▸ Text under study

■ ■ ■

Wei Yi would have been the absolutely perfect Kasparov student to develop someone to be a worthy challenger for Carlsen, but that was impossible too. :-(

Nov-29-18
Premium Chessgames Member
  Penguincw: Video analysis of all 3 rapid games: https://www.youtube.com/watch?v=fLx....
Nov-29-18  FlashinthePan: <Check It Out> Caruana may very well have also prepared a second speech, for victory.
Nov-29-18  Sokrates: <... Hi Sokrates,
Botvinnik would lost the tie breaks, he hated fast chess in any form. Yes he was the favourite son of Stalin but without him bringing in some kind of order, although biased, it may have been chaos. >

Hi Geoff, you can't be serious. Stalin or chaos? He killed more of his own people than Hitler. No, you can't be serious!

Nov-29-18  Sokrates: <mkrk17: Magnus has been just hardly holding on to his world title last 2 times (Fabiano and Sergei). Its about time someone younger and with a different playing style knocks him out. Its getting boring to see 12 games draw everytime.>

Yeah, let some fresh youngsters knock him out, let'em do that! They only need to win the candidates and beat that boring old dude. Come on, do it!

Nov-29-18  einojeinoj: Magnus is a great champion and deserves to win this match. He just proves that his pure talent can match the deep preparation of Fabiano in classical time control and can outclass him in rapid when on the board ability is much more important than memorization. I hope Magnus to improve more in classical chess for the next WCC in 2020 in able to shut the mouths of his critics. Pure Talent is the key!
Nov-29-18  jphamlore: https://chess24.com/en/read/news/ar...

<Artemiev: Frankly speaking, I’ve never considered myself a gifted player. I just enjoy the games themselves. However, back in 2010, when I showed myself as a great blitz player, everyone started talking about me as a talented chess player.>

Caruana it seems to me willed himself to the top through relentless work, like Korchnoi, but at the beginning he might not have been judged to be one of the very few with the natural gift. The jury is still out it seems to me whether total focus and discipline is enough to make it all the way to world champion.

Nov-29-18  rogge: <nok: <In rapid game number two, Caruana reached a position out of the opening that was clearly better for him.> Some say it's easier to play with black esp in rapid.> Yeah, and Caruana lost two games with Black.

■ ■ ■

▸ Given records

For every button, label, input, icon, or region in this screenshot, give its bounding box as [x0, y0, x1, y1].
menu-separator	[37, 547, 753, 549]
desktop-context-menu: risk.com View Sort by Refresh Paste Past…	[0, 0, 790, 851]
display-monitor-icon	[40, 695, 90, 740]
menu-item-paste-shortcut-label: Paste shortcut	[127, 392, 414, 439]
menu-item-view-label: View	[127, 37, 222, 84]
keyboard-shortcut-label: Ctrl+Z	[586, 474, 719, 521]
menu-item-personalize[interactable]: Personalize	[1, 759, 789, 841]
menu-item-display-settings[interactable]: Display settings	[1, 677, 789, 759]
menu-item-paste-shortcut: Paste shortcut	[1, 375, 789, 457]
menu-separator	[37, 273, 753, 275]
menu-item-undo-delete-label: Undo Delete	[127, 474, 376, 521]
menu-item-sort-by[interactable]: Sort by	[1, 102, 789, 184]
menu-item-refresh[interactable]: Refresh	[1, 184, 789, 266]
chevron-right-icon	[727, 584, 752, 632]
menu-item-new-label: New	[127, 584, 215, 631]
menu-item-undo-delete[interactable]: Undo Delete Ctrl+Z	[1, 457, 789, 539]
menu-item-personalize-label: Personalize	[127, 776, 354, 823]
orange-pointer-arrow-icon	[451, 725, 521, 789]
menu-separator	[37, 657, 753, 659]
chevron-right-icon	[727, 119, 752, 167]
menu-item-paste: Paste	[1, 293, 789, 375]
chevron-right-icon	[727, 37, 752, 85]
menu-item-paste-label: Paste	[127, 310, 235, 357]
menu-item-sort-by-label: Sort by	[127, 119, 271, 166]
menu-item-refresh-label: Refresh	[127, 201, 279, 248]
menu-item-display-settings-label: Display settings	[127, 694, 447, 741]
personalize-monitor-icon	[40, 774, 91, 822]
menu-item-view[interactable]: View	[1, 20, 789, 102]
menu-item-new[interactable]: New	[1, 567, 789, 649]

■ ■ ■

▸ Task list
(a) Copy out a passage from the chess forum thread: begin at the words "Wei Yi would" and stop after "speech, for victory.".
(b) Write the next part of the chess forum thread about the Carlsen–Caruana match, continuing from its final comment.

▸ Answers for the tasks
(a)
Wei Yi would have been the absolutely perfect Kasparov student to develop someone to be a worthy challenger for Carlsen, but that was impossible too. :-(

Nov-29-18
Premium Chessgames Member
  Penguincw: Video analysis of all 3 rapid games: https://www.youtube.com/watch?v=fLx....
Nov-29-18  FlashinthePan: <Check It Out> Caruana may very well have also prepared a second speech, for victory.

(b)
Nov-29-18  PhilFeeley: <einojeinoj: Magnus is a great champion and deserves to win this match. He just proves that his pure talent can match the deep preparation of Fabiano in classical time control and can outclass him in rapid when on the board ability is much more important than memorization. I hope Magnus to improve more in classical chess for the next WCC in 2020 in able to shut the mouths of his critics. Pure Talent is the key!>

Could not agree more. All the whining about rapid and blitz playoffs forget that it takes great ability to play these formats. Over-the-board strength shows who's the best.

Nov-29-18  pietah: A worrying remark was made by Magnus Carlsen. Rapid would rightly be part of a match for the World Chess Championship. Carlsen has proven to be an all-round chess player with this world championship. He has not proved that he is the undisputed number 1 in classical chess. Remarkable: the first world champion who is not the best in the pace at which a centuries-long tradition is based. A shame that FIDE still allows tiebreaks, the top players should come into action. Because of the prospect of these rapids, Carlsen decided to offer the last game. From his perspective understandable. However, as a fan of traditions in world championships, a mockery.
Nov-29-18  devere: Fab still has an opportunity at the London Classic in December to become the #1 rated player in the world.
Nov-29-18  jphamlore: For those wanting a 24-game match, my rough count is starting from London Chess 2015, Caruana has failed to defeat Carlsen in 24 straight classical time control games. Most of the games prior to this match, Caruana was sweating if not on the run and one idea from being finished in many games.

This is a cumulative worse drubbing than Kasparov administered to Short, and Caruana had years to try and break this.

How in the world is Caruana considered to be Carlsen's nemesis. Nakamura even at classical time control has done better in that time period.